▸ SET TASK
In this exercise, return the whole listing exactly, excluding any images.

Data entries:

--- begin ---

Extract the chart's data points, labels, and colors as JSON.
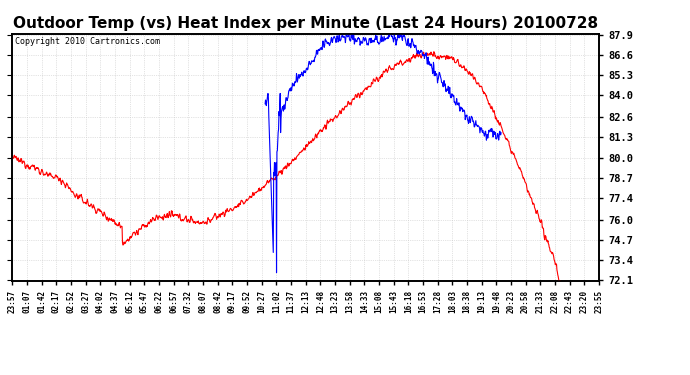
{
  "title": "Outdoor Temp (vs) Heat Index per Minute (Last 24 Hours) 20100728",
  "copyright": "Copyright 2010 Cartronics.com",
  "y_ticks": [
    72.1,
    73.4,
    74.7,
    76.0,
    77.4,
    78.7,
    80.0,
    81.3,
    82.6,
    84.0,
    85.3,
    86.6,
    87.9
  ],
  "y_min": 72.1,
  "y_max": 87.9,
  "background_color": "#ffffff",
  "grid_color": "#c8c8c8",
  "red_line_color": "#ff0000",
  "blue_line_color": "#0000ff",
  "title_fontsize": 11,
  "copyright_fontsize": 6,
  "tick_fontsize": 7.5,
  "x_tick_fontsize": 5.5,
  "x_labels": [
    "23:57",
    "01:07",
    "01:42",
    "02:17",
    "02:52",
    "03:27",
    "04:02",
    "04:37",
    "05:12",
    "05:47",
    "06:22",
    "06:57",
    "07:32",
    "08:07",
    "08:42",
    "09:17",
    "09:52",
    "10:27",
    "11:02",
    "11:37",
    "12:13",
    "12:48",
    "13:23",
    "13:58",
    "14:33",
    "15:08",
    "15:43",
    "16:18",
    "16:53",
    "17:28",
    "18:03",
    "18:38",
    "19:13",
    "19:48",
    "20:23",
    "20:58",
    "21:33",
    "22:08",
    "22:43",
    "23:20",
    "23:55"
  ]
}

--- end ---

▸ WRITTEN RESPONSE
Extract the chart's data points, labels, and colors as JSON.
{
  "title": "Outdoor Temp (vs) Heat Index per Minute (Last 24 Hours) 20100728",
  "copyright": "Copyright 2010 Cartronics.com",
  "y_ticks": [
    72.1,
    73.4,
    74.7,
    76.0,
    77.4,
    78.7,
    80.0,
    81.3,
    82.6,
    84.0,
    85.3,
    86.6,
    87.9
  ],
  "y_min": 72.1,
  "y_max": 87.9,
  "background_color": "#ffffff",
  "grid_color": "#c8c8c8",
  "red_line_color": "#ff0000",
  "blue_line_color": "#0000ff",
  "title_fontsize": 11,
  "copyright_fontsize": 6,
  "tick_fontsize": 7.5,
  "x_tick_fontsize": 5.5,
  "x_labels": [
    "23:57",
    "01:07",
    "01:42",
    "02:17",
    "02:52",
    "03:27",
    "04:02",
    "04:37",
    "05:12",
    "05:47",
    "06:22",
    "06:57",
    "07:32",
    "08:07",
    "08:42",
    "09:17",
    "09:52",
    "10:27",
    "11:02",
    "11:37",
    "12:13",
    "12:48",
    "13:23",
    "13:58",
    "14:33",
    "15:08",
    "15:43",
    "16:18",
    "16:53",
    "17:28",
    "18:03",
    "18:38",
    "19:13",
    "19:48",
    "20:23",
    "20:58",
    "21:33",
    "22:08",
    "22:43",
    "23:20",
    "23:55"
  ]
}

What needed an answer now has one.